::: SOURCE EXTRACT

Heirs To The Spirit, Heirs To Freedom

December 28, 2014
Luke 2:22-40; Galatians 4:4-7; Psalm 148

Good morning. Happy Christmas! ¡Feliz Navidad! Joyeaux Noël! Fröhe Weihnachten! Selamat Hari Natal! I would like to take about 30 seconds and have everyone greet those around them in the spirit of the season.

If you’re on Facebook, you’ve probably seen the little slideshows floating around, showing off your friends’ 2014 in review. Facebook asked me if I wanted to share my own. I shouted “No!” at the screen when it first appeared. First, it’s just not me; second, unlike most people who are posting these slideshows, I did not have a great 2014.

Almost a year ago, on 31 December 2013, I came out as bisexual as publically as I could on social media and my blog after slowly coming out to many friends and a few family members over the previous five years. A great weight had been lifted from my shoulders. I breathed a sigh of relief, and while I knew things wouldn’t always be rainbows, sunshine, and bunnies, I had hope 2014 would be a good year. I was finally free to be myself, I could be open about being with my boyfriend, I had my health, I had the support of many friends, I had security with my two jobs. Things weren’t perfect, but they were definitely looking up.

::::::
::: DATASET ENTRIES

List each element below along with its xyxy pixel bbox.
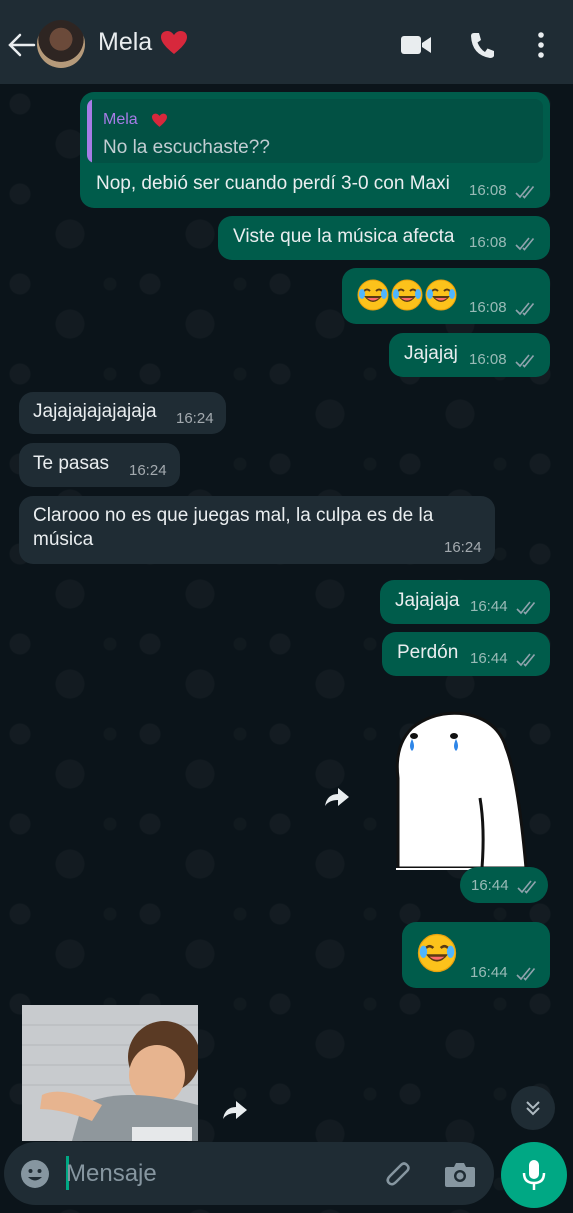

::::::
::: DATASET ENTRIES

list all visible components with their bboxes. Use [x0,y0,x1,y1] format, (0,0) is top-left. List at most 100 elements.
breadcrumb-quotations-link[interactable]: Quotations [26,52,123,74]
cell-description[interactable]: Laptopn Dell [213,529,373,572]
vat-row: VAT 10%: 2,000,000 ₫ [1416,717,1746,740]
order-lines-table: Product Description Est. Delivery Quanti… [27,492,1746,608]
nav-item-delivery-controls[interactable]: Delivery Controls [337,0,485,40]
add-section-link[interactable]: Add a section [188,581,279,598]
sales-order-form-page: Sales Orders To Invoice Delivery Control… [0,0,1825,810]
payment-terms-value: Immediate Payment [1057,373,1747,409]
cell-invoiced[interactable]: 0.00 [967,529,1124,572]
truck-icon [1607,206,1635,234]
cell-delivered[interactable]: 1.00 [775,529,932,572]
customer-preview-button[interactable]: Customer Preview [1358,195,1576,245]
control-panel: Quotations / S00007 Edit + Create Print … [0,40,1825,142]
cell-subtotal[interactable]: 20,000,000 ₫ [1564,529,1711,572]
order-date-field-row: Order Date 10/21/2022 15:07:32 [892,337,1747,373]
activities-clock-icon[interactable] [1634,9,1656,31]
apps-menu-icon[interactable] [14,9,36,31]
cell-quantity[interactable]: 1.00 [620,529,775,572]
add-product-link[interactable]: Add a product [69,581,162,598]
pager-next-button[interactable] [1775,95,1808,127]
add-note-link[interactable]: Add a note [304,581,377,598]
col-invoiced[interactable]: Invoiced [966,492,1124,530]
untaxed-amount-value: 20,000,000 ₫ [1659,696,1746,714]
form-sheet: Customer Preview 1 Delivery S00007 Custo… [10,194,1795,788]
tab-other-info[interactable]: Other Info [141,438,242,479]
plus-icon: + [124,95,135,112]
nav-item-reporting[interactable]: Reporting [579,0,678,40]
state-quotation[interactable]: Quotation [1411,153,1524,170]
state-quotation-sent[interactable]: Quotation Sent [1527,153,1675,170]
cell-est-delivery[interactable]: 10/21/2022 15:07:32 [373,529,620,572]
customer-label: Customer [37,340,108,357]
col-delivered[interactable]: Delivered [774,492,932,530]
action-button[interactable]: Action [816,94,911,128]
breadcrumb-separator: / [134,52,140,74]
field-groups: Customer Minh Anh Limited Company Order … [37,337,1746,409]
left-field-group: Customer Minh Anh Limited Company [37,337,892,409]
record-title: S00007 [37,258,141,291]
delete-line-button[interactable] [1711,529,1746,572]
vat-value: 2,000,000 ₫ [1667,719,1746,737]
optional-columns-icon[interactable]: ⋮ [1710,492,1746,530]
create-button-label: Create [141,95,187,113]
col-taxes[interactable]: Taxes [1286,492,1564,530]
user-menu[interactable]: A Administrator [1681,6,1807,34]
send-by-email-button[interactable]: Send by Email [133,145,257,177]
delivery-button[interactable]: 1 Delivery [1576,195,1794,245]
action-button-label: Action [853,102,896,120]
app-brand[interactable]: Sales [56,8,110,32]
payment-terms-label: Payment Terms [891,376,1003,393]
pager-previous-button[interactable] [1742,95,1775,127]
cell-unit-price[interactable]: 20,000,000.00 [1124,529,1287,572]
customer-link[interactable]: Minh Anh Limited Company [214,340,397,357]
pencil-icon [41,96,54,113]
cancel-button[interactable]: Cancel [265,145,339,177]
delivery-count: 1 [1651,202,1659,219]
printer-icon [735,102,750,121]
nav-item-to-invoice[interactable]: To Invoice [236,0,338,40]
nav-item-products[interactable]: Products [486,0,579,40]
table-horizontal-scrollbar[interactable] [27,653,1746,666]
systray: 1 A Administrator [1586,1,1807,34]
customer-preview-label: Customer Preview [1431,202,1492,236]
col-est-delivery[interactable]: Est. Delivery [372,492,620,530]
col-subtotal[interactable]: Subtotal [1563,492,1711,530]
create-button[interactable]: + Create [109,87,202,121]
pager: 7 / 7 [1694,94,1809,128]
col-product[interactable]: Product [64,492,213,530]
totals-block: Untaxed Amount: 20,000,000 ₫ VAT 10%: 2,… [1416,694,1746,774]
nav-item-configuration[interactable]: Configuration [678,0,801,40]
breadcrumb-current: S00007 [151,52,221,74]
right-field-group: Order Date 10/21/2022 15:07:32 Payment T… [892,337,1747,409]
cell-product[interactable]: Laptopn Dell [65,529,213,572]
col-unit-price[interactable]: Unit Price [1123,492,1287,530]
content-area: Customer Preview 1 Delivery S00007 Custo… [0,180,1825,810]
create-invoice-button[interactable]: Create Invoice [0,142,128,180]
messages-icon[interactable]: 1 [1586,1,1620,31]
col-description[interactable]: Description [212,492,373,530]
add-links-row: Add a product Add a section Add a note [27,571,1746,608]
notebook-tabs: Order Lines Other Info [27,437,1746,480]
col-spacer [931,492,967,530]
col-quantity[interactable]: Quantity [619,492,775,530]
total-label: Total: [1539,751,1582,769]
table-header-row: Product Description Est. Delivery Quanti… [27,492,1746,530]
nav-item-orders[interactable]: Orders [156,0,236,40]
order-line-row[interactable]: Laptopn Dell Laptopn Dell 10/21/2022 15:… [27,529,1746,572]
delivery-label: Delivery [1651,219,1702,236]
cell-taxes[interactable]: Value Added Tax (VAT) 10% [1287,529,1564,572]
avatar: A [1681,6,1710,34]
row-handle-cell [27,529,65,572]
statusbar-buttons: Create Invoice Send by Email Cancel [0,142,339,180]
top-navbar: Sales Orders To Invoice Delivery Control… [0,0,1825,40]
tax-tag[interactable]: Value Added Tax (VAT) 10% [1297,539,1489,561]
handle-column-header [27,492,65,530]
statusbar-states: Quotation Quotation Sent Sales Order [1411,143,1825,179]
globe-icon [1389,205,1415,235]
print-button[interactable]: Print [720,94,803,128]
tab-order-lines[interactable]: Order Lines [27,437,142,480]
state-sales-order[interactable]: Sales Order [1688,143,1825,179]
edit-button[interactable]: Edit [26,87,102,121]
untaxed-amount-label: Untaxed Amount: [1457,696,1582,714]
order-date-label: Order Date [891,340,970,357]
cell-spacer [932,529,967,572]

::::::

DESCRIPTION OF THE TASK:
Pick up the sermon "Heirs To The Spirit, Heirs To Freedom" after its last sentence and continue it.

REPLY:
But 2014 had other plans. I’m certain many of you here today feel the same way I do about 2014. Forgive me in advance, but I could probably sum up 2014 in one word, what my mother calls “the Mennonite swear word”.

In March we saw Boko Haram in Nigeria kidnap hundreds of girls, many of them belonging to the Nigerian Church of the Brethren; most are still missing, and Boko Haram continues to terrorize the region and decimate the Nigerian Brethren. One plane vanished into the Indian Ocean, while another was shot down over Ukraine. Tens of thousands of children continue to live in limbo along the southern U.S. border; they try to escape the violence of their own homes, only to be met with hostility and more violence in a land thought to be a place of refuge. LGBTQ people saw increased persecution in Russia and Uganda, while Iraqi and Syrian Christians were systematically wiped out and driven from their homes. Ebola returned this summer to wreak havoc in multiple countries in West Africa, prompting worldwide panic while thousands died. Many parts of Gaza were reduced to rubble in the name of fear. August saw Michael Brown killed by a police officer in Ferguson; John Crawford III, Eric Garner, Tamir Rice, Antonio Martin, and others quickly became victims of police brutality before the end of the year. Law enforcement has yet to be held accountable for systemic racism and violence, and the second half of 2014 made this painfully clear and public. December brought the publishing of the Senate’s “Torture Report”, confirming what many feared our country was doing for over a decade. The tenth anniversary of the Indian Ocean tsunami happened on Friday. Another plane disappeared in Southeast Asia yesterday.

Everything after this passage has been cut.